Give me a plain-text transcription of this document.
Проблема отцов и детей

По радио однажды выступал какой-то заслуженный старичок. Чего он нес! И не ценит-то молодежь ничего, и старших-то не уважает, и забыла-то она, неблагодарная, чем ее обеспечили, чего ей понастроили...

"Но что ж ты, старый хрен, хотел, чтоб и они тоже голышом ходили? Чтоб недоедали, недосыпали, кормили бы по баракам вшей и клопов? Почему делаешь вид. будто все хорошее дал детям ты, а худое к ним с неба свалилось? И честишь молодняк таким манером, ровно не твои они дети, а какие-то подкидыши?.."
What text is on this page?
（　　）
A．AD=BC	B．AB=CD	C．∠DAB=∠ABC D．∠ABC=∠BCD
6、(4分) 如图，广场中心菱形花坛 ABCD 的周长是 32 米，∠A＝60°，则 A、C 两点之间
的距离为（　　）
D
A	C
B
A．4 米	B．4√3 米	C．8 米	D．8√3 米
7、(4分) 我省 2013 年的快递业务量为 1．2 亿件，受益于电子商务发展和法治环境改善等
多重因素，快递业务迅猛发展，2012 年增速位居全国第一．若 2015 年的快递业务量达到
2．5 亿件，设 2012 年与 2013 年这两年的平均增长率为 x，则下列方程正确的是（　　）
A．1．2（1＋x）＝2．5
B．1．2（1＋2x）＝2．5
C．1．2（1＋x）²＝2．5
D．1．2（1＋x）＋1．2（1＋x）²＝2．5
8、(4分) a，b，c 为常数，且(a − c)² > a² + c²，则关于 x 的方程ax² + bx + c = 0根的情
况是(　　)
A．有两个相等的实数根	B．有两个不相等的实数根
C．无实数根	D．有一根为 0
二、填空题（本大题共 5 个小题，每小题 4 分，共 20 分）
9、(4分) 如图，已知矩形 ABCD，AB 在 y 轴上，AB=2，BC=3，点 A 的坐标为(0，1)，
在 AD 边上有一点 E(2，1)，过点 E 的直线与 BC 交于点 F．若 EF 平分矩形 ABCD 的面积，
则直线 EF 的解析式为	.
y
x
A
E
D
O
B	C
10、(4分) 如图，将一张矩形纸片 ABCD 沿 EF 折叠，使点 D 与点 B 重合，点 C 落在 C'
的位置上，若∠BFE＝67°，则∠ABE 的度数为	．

#### [EXERCISE TASK]
In full and verbatim, repeat the records given above.

#### [RESPONSE TO THE EXERCISE]
Give me a plain-text transcription of this document.
Проблема отцов и детей

По радио однажды выступал какой-то заслуженный старичок. Чего он нес! И не ценит-то молодежь ничего, и старших-то не уважает, и забыла-то она, неблагодарная, чем ее обеспечили, чего ей понастроили...

"Но что ж ты, старый хрен, хотел, чтоб и они тоже голышом ходили? Чтоб недоедали, недосыпали, кормили бы по баракам вшей и клопов? Почему делаешь вид. будто все хорошее дал детям ты, а худое к ним с неба свалилось? И честишь молодняк таким манером, ровно не твои они дети, а какие-то подкидыши?.."
What text is on this page?
（　　）
A．AD=BC	B．AB=CD	C．∠DAB=∠ABC D．∠ABC=∠BCD
6、(4分) 如图，广场中心菱形花坛 ABCD 的周长是 32 米，∠A＝60°，则 A、C 两点之间
的距离为（　　）
D
A	C
B
A．4 米	B．4√3 米	C．8 米	D．8√3 米
7、(4分) 我省 2013 年的快递业务量为 1．2 亿件，受益于电子商务发展和法治环境改善等
多重因素，快递业务迅猛发展，2012 年增速位居全国第一．若 2015 年的快递业务量达到
2．5 亿件，设 2012 年与 2013 年这两年的平均增长率为 x，则下列方程正确的是（　　）
A．1．2（1＋x）＝2．5
B．1．2（1＋2x）＝2．5
C．1．2（1＋x）²＝2．5
D．1．2（1＋x）＋1．2（1＋x）²＝2．5
8、(4分) a，b，c 为常数，且(a − c)² > a² + c²，则关于 x 的方程ax² + bx + c = 0根的情
况是(　　)
A．有两个相等的实数根	B．有两个不相等的实数根
C．无实数根	D．有一根为 0
二、填空题（本大题共 5 个小题，每小题 4 分，共 20 分）
9、(4分) 如图，已知矩形 ABCD，AB 在 y 轴上，AB=2，BC=3，点 A 的坐标为(0，1)，
在 AD 边上有一点 E(2，1)，过点 E 的直线与 BC 交于点 F．若 EF 平分矩形 ABCD 的面积，
则直线 EF 的解析式为	.
y
x
A
E
D
O
B	C
10、(4分) 如图，将一张矩形纸片 ABCD 沿 EF 折叠，使点 D 与点 B 重合，点 C 落在 C'
的位置上，若∠BFE＝67°，则∠ABE 的度数为	．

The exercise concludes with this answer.